▶ [Aim]: Find every line below that contains the string "Engine" and copy each of those lines. Case matters.

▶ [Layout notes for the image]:
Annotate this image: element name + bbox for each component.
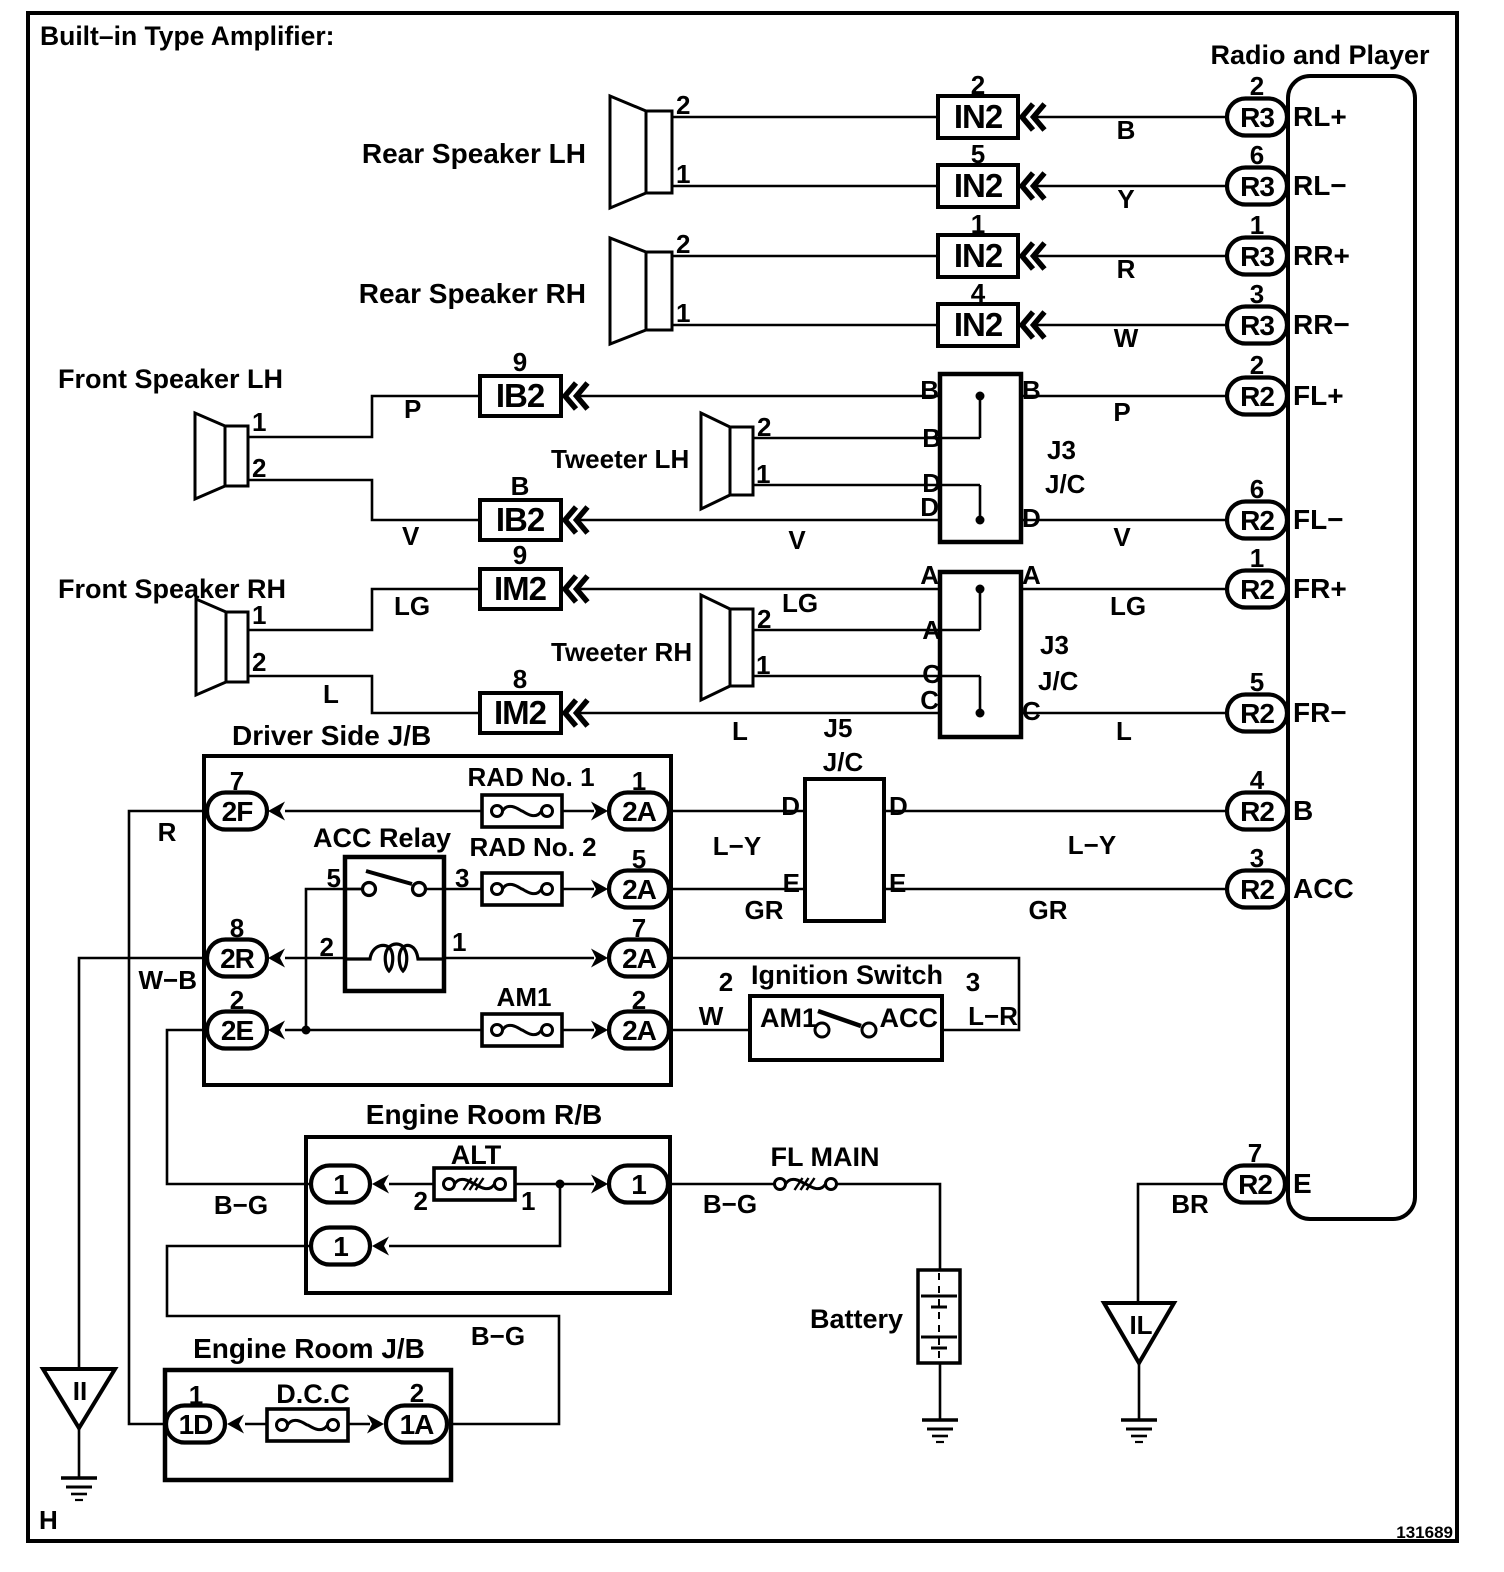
svg-text:1: 1 [632, 766, 646, 796]
svg-text:P: P [404, 394, 421, 424]
wire ALT fuse to junction dot and 1 [515, 1175, 608, 1194]
svg-text:AM1: AM1 [497, 982, 552, 1012]
wire R from 2F down to Engine Room J/B 1D [129, 811, 207, 1424]
wire V IB2 to J3 (D) [576, 520, 940, 555]
ground point II [43, 1369, 115, 1478]
svg-text:V: V [1113, 522, 1131, 552]
wire tweeter RH pin1 (C) to J3 [753, 659, 980, 689]
rear speaker RH [359, 229, 691, 344]
svg-text:LG: LG [394, 591, 430, 621]
wire L-Y 2A to J/C (D) [669, 811, 805, 861]
svg-text:J3: J3 [1047, 435, 1076, 465]
svg-text:J3: J3 [1040, 630, 1069, 660]
svg-text:RR−: RR− [1293, 309, 1350, 340]
wire B to radio [1033, 115, 1227, 145]
svg-text:R2: R2 [1240, 796, 1274, 827]
svg-text:P: P [1113, 397, 1130, 427]
svg-text:R2: R2 [1240, 874, 1274, 905]
svg-text:1A: 1A [400, 1409, 435, 1440]
connector 2A pin 2 [609, 985, 669, 1049]
Driver Side J/B box [204, 720, 671, 1085]
wire RAD No.1 fuse to 2A [562, 802, 608, 821]
svg-text:J5: J5 [824, 713, 853, 743]
svg-text:FL MAIN: FL MAIN [771, 1142, 880, 1172]
wire junction down to lower 1 [389, 1184, 560, 1246]
radio connector R3 pin 6 (RL&#8722;) [1227, 140, 1347, 205]
svg-text:D: D [889, 791, 908, 821]
svg-text:1: 1 [189, 1380, 203, 1410]
svg-text:V: V [402, 521, 420, 551]
radio connector R2 pin 5 (FR&#8722;) [1227, 667, 1347, 732]
connector IB2 (B) [480, 471, 588, 540]
R/B connector 1 (upper left) [311, 1166, 389, 1203]
svg-text:9: 9 [513, 347, 527, 377]
wire W-B from 2R down to ground II [79, 958, 207, 1369]
svg-text:Radio and Player: Radio and Player [1210, 40, 1430, 70]
wire P J3 to radio FL+ [1021, 396, 1227, 427]
svg-text:2A: 2A [622, 943, 657, 974]
wire W 2A to ignition switch AM1 [669, 967, 750, 1031]
svg-text:2: 2 [676, 90, 690, 120]
svg-text:Rear Speaker RH: Rear Speaker RH [359, 278, 586, 309]
svg-text:Front Speaker LH: Front Speaker LH [58, 364, 283, 394]
wire relay coil to 2A pin7 [444, 949, 608, 968]
wire IB2 to J3 (B) [576, 395, 940, 398]
connector IN2 pin 1 [938, 209, 1045, 277]
connector 2A pin 1 [609, 766, 669, 830]
svg-text:D: D [1022, 503, 1041, 533]
front speaker RH [58, 574, 286, 695]
svg-text:D: D [920, 492, 939, 522]
svg-text:R: R [1117, 254, 1136, 284]
svg-text:B: B [1022, 375, 1041, 405]
ground point IL [1104, 1303, 1174, 1420]
svg-text:5: 5 [632, 844, 646, 874]
radio and player unit box [1210, 40, 1430, 1219]
svg-text:7: 7 [230, 766, 244, 796]
svg-text:1: 1 [1250, 543, 1264, 573]
svg-text:R3: R3 [1240, 171, 1274, 202]
svg-text:RL+: RL+ [1293, 101, 1347, 132]
wire relay to RAD No.2 fuse [444, 888, 482, 891]
svg-text:IN2: IN2 [954, 167, 1003, 204]
svg-text:6: 6 [1250, 474, 1264, 504]
front speaker LH [58, 364, 283, 499]
svg-text:GR: GR [1029, 895, 1068, 925]
ground below IL [1121, 1418, 1157, 1422]
wire 2F to RAD No.1 fuse [285, 810, 482, 813]
svg-text:FL+: FL+ [1293, 380, 1344, 411]
wire L IM2 to J3 with J5 label [576, 713, 940, 746]
wire upper 1 to ALT fuse [389, 1183, 434, 1186]
svg-text:1: 1 [252, 600, 266, 630]
svg-text:R2: R2 [1240, 574, 1274, 605]
svg-text:2R: 2R [220, 943, 255, 974]
radio connector R3 pin 2 (RL+) [1227, 71, 1347, 136]
ground below II [61, 1476, 97, 1480]
svg-text:D: D [781, 791, 800, 821]
svg-text:C: C [1022, 696, 1041, 726]
J3 LH junction dot D [976, 485, 985, 525]
wire L-Y J/C to radio B [884, 811, 1227, 860]
wire rear speaker to IN2 (row B) [672, 116, 938, 119]
svg-text:J/C: J/C [1038, 666, 1079, 696]
fuse D.C.C [267, 1379, 350, 1441]
svg-text:2: 2 [632, 985, 646, 1015]
fuse AM1 [482, 982, 562, 1046]
svg-text:131689: 131689 [1396, 1523, 1453, 1542]
svg-text:IN2: IN2 [954, 237, 1003, 274]
wire L front speaker RH pin2 to IM2 [248, 676, 480, 713]
tweeter RH [551, 595, 771, 700]
svg-text:IN2: IN2 [954, 98, 1003, 135]
svg-text:L−Y: L−Y [713, 831, 761, 861]
svg-text:H: H [39, 1505, 58, 1535]
svg-text:4: 4 [1250, 765, 1265, 795]
svg-text:J/C: J/C [823, 747, 864, 777]
svg-text:2: 2 [676, 229, 690, 259]
wire 2R to relay coil [285, 957, 345, 960]
svg-text:2F: 2F [222, 796, 254, 827]
connector IN2 pin 2 [938, 70, 1045, 138]
wire 2E to AM1 fuse [285, 1029, 482, 1032]
radio connector R3 pin 1 (RR+) [1227, 210, 1350, 275]
svg-text:2: 2 [410, 1378, 424, 1408]
svg-text:2A: 2A [622, 1015, 657, 1046]
svg-text:R3: R3 [1240, 102, 1274, 133]
connector IM2 pin 8 [480, 664, 588, 733]
wire BR radio E to IL [1138, 1184, 1225, 1303]
svg-text:1: 1 [252, 407, 266, 437]
wire battery to ground [939, 1363, 942, 1420]
svg-text:IB2: IB2 [496, 501, 545, 538]
wire rear speaker to IN2 (row W) [672, 324, 938, 327]
svg-text:1: 1 [971, 209, 985, 239]
radio connector R2 pin 1 (FR+) [1227, 543, 1347, 608]
Engine Room J/B box [165, 1333, 451, 1480]
wire RAD No.2 fuse to 2A [562, 880, 608, 899]
connector 2R pin 8 [207, 913, 285, 977]
svg-text:1: 1 [676, 298, 690, 328]
svg-text:V: V [788, 525, 806, 555]
svg-text:A: A [920, 560, 939, 590]
svg-text:R2: R2 [1240, 698, 1274, 729]
svg-text:B: B [1117, 115, 1136, 145]
radio connector R2 pin 7 (E) [1225, 1138, 1312, 1203]
svg-text:D.C.C: D.C.C [276, 1379, 350, 1409]
svg-text:II: II [73, 1376, 87, 1406]
wire FL MAIN to battery [837, 1184, 940, 1270]
svg-text:1: 1 [631, 1169, 646, 1200]
svg-text:B−G: B−G [214, 1190, 268, 1220]
wire relay pin5 down to 2E row [302, 889, 363, 1035]
svg-text:FR−: FR− [1293, 697, 1347, 728]
wire W to radio [1033, 323, 1227, 353]
svg-text:R3: R3 [1240, 310, 1274, 341]
svg-text:6: 6 [1250, 140, 1264, 170]
connector 2E pin 2 [207, 985, 285, 1049]
svg-text:E: E [889, 868, 906, 898]
svg-text:ACC: ACC [880, 1003, 939, 1033]
svg-text:1D: 1D [179, 1409, 214, 1440]
fuse ALT [414, 1140, 536, 1216]
radio connector R3 pin 3 (RR&#8722;) [1227, 279, 1350, 344]
svg-text:Tweeter RH: Tweeter RH [551, 637, 692, 667]
connector IN2 pin 5 [938, 139, 1045, 207]
svg-text:ALT: ALT [451, 1140, 502, 1170]
svg-text:2: 2 [971, 70, 985, 100]
svg-text:AM1: AM1 [760, 1003, 817, 1033]
wire V front speaker LH pin2 to IB2 [248, 480, 480, 551]
wire tweeter LH pin2 (B) to J3 [753, 423, 980, 453]
connector 2F pin 7 [207, 766, 285, 830]
svg-text:B−G: B−G [703, 1189, 757, 1219]
radio connector R2 pin 4 (B) [1227, 765, 1313, 830]
svg-text:8: 8 [513, 664, 527, 694]
wire V J3 to radio FL- [1021, 520, 1227, 552]
connector 1A pin 2 [386, 1378, 447, 1443]
wire Y to radio [1033, 184, 1227, 214]
wire tweeter LH pin1 (D) to J3 [753, 468, 980, 498]
svg-text:R2: R2 [1240, 381, 1274, 412]
svg-text:IB2: IB2 [496, 377, 545, 414]
svg-text:L: L [323, 679, 339, 709]
relay switch contacts [345, 871, 444, 896]
svg-text:IM2: IM2 [494, 694, 547, 731]
wire LG J3 to radio FR+ [1021, 589, 1227, 621]
svg-text:L−Y: L−Y [1068, 830, 1116, 860]
svg-text:R: R [158, 817, 177, 847]
Engine Room R/B box [306, 1099, 670, 1293]
R/B connector 1 (lower left) [311, 1228, 389, 1265]
wire GR 2A to J/C (E) [669, 889, 805, 925]
svg-text:ACC: ACC [1293, 873, 1354, 904]
svg-text:E: E [783, 868, 800, 898]
svg-text:1: 1 [521, 1186, 535, 1216]
svg-text:RL−: RL− [1293, 170, 1347, 201]
wire rear speaker to IN2 (row R) [672, 255, 938, 258]
svg-text:2: 2 [414, 1186, 428, 1216]
svg-text:5: 5 [1250, 667, 1264, 697]
wire L-R ignition switch pin3 to 2A pin7 [669, 958, 1019, 1031]
svg-text:Built–in Type Amplifier:: Built–in Type Amplifier: [40, 21, 334, 51]
connector 1D pin 1 [166, 1380, 244, 1443]
svg-text:7: 7 [632, 913, 646, 943]
svg-text:2: 2 [1250, 350, 1264, 380]
svg-text:Driver Side J/B: Driver Side J/B [232, 720, 431, 751]
svg-text:Engine Room R/B: Engine Room R/B [366, 1099, 602, 1130]
svg-text:FR+: FR+ [1293, 573, 1347, 604]
fusible link FL MAIN [771, 1142, 880, 1190]
connector IB2 pin 9 [480, 347, 588, 416]
svg-text:1: 1 [676, 159, 690, 189]
J3 RH junction dot C [976, 676, 985, 718]
svg-text:1: 1 [452, 927, 466, 957]
connector 2A pin 5 [609, 844, 669, 908]
svg-text:L: L [1116, 716, 1132, 746]
svg-text:2: 2 [252, 453, 266, 483]
svg-text:5: 5 [971, 139, 985, 169]
battery [810, 1270, 960, 1363]
svg-text:1: 1 [333, 1169, 348, 1200]
wire R to radio [1033, 254, 1227, 284]
wire L J3 to radio FR- [1021, 713, 1227, 746]
svg-text:R2: R2 [1238, 1169, 1272, 1200]
wire 1D to D.C.C fuse [245, 1423, 267, 1426]
svg-text:IL: IL [1129, 1310, 1152, 1340]
svg-text:Tweeter LH: Tweeter LH [551, 444, 689, 474]
J3 LH junction dot B [976, 392, 985, 439]
svg-text:Y: Y [1117, 184, 1134, 214]
svg-text:9: 9 [513, 540, 527, 570]
wire B-G from 2E down to Engine Room R/B [167, 1030, 311, 1220]
ACC Relay [313, 823, 469, 991]
wire LG front speaker RH pin1 to IM2 [248, 589, 480, 630]
svg-text:RAD No. 2: RAD No. 2 [469, 832, 596, 862]
radio connector R2 pin 6 (FL&#8722;) [1227, 474, 1344, 539]
svg-text:E: E [1293, 1168, 1312, 1199]
wire tweeter RH pin2 (A) to J3 [753, 615, 980, 645]
connector IM2 pin 9 [480, 540, 588, 609]
svg-text:RR+: RR+ [1293, 240, 1350, 271]
wire B-G R/B to FL MAIN [670, 1184, 774, 1219]
svg-text:IN2: IN2 [954, 306, 1003, 343]
wire P front speaker LH pin1 to IB2 [248, 394, 480, 437]
svg-text:FL−: FL− [1293, 504, 1344, 535]
svg-text:W: W [699, 1001, 724, 1031]
svg-text:1: 1 [333, 1231, 348, 1262]
svg-text:W: W [1114, 323, 1139, 353]
svg-text:IM2: IM2 [494, 570, 547, 607]
svg-text:LG: LG [1110, 591, 1146, 621]
junction connector J3 J/C (RH) [920, 560, 1078, 737]
relay coil [345, 944, 444, 971]
J3 RH junction dot A [976, 585, 985, 631]
svg-text:2A: 2A [622, 874, 657, 905]
svg-text:A: A [1022, 560, 1041, 590]
svg-text:2A: 2A [622, 796, 657, 827]
svg-text:B: B [511, 471, 530, 501]
svg-text:Rear Speaker LH: Rear Speaker LH [362, 138, 586, 169]
svg-text:BR: BR [1171, 1189, 1209, 1219]
svg-text:2: 2 [252, 647, 266, 677]
svg-text:Battery: Battery [810, 1304, 903, 1334]
svg-text:R3: R3 [1240, 241, 1274, 272]
svg-text:7: 7 [1248, 1138, 1262, 1168]
ignition switch [750, 960, 943, 1060]
ground below battery [922, 1418, 958, 1422]
svg-text:8: 8 [230, 913, 244, 943]
svg-text:3: 3 [966, 967, 980, 997]
svg-text:Engine Room J/B: Engine Room J/B [193, 1333, 425, 1364]
svg-text:4: 4 [971, 278, 986, 308]
wire GR J/C to radio ACC [884, 889, 1227, 925]
wire LG IM2 to J3 [576, 588, 940, 618]
svg-text:W−B: W−B [139, 965, 198, 995]
R/B connector 1 (right) [609, 1166, 668, 1203]
junction connector J3 J/C (LH) [920, 374, 1085, 542]
svg-text:1: 1 [1250, 210, 1264, 240]
radio connector R2 pin 2 (FL+) [1227, 350, 1344, 415]
svg-text:J/C: J/C [1045, 469, 1086, 499]
svg-text:2: 2 [1250, 71, 1264, 101]
svg-text:L: L [732, 716, 748, 746]
svg-text:2: 2 [719, 967, 733, 997]
rear speaker LH [362, 90, 691, 208]
svg-text:3: 3 [1250, 843, 1264, 873]
svg-text:R2: R2 [1240, 505, 1274, 536]
svg-text:B: B [920, 375, 939, 405]
radio connector R2 pin 3 (ACC) [1227, 843, 1354, 908]
svg-text:B−G: B−G [471, 1321, 525, 1351]
svg-text:C: C [920, 685, 939, 715]
svg-text:RAD No. 1: RAD No. 1 [467, 762, 594, 792]
wire AM1 fuse to 2A [562, 1021, 608, 1040]
connector 2A pin 7 [609, 913, 669, 977]
connector IN2 pin 4 [938, 278, 1045, 346]
svg-text:LG: LG [782, 588, 818, 618]
svg-text:L−R: L−R [968, 1001, 1018, 1031]
fuse RAD No. 1 [467, 762, 594, 827]
svg-text:ACC Relay: ACC Relay [313, 823, 451, 853]
svg-text:2E: 2E [221, 1015, 254, 1046]
svg-text:2: 2 [230, 985, 244, 1015]
svg-text:GR: GR [745, 895, 784, 925]
svg-text:3: 3 [455, 863, 469, 893]
wire D.C.C fuse to 1A [348, 1415, 384, 1434]
tweeter LH [551, 412, 771, 509]
svg-text:Ignition Switch: Ignition Switch [751, 960, 943, 990]
wire B-G 1A up to R/B lower 1 [167, 1246, 559, 1424]
svg-text:B: B [1293, 795, 1313, 826]
fuse RAD No. 2 [469, 832, 596, 905]
junction connector J5 J/C [781, 747, 908, 921]
wire rear speaker to IN2 (row Y) [672, 185, 938, 188]
svg-text:3: 3 [1250, 279, 1264, 309]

▶ [Finished task]:
wire R from 2F down to Engine Room J/B 1D [129, 811, 207, 1424]
Engine Room J/B box [165, 1333, 451, 1480]
Engine Room R/B box [306, 1099, 670, 1293]
svg-text:Engine Room R/B: Engine Room R/B [366, 1099, 602, 1130]
wire B-G from 2E down to Engine Room R/B [167, 1030, 311, 1220]
svg-text:Engine Room J/B: Engine Room J/B [193, 1333, 425, 1364]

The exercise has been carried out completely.